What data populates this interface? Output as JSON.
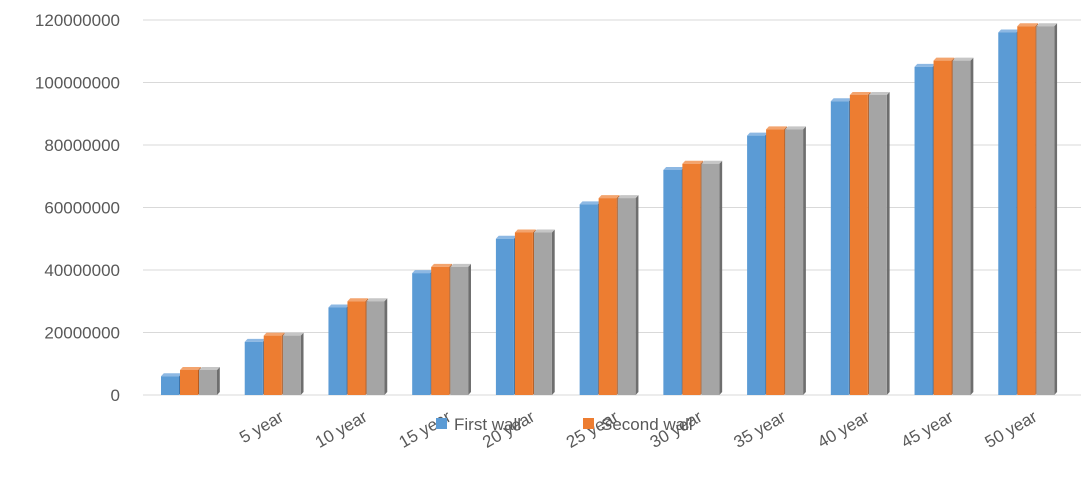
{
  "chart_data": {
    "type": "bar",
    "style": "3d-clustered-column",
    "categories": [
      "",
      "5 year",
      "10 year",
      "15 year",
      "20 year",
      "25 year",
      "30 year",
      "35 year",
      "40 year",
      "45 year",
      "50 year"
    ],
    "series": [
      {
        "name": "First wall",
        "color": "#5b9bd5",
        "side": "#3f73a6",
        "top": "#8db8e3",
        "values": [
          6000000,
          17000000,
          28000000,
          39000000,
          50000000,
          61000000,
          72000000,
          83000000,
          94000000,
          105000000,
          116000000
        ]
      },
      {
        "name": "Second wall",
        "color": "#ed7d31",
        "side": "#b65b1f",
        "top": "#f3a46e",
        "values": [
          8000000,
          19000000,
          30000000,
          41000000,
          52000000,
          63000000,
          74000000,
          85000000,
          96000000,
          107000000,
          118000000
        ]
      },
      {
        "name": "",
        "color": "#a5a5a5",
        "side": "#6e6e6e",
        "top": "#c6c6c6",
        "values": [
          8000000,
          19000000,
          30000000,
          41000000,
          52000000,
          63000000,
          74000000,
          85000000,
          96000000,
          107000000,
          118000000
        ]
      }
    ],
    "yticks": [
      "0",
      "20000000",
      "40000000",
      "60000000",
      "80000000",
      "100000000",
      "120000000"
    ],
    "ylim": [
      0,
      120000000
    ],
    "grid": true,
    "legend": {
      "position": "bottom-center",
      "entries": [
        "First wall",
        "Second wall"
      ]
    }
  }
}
***
**Exercise task:** Make a copy of each line that contains the string "wall".

**Finished task:**
        "name": "First wall",
        "name": "Second wall",
        "First wall",
        "Second wall"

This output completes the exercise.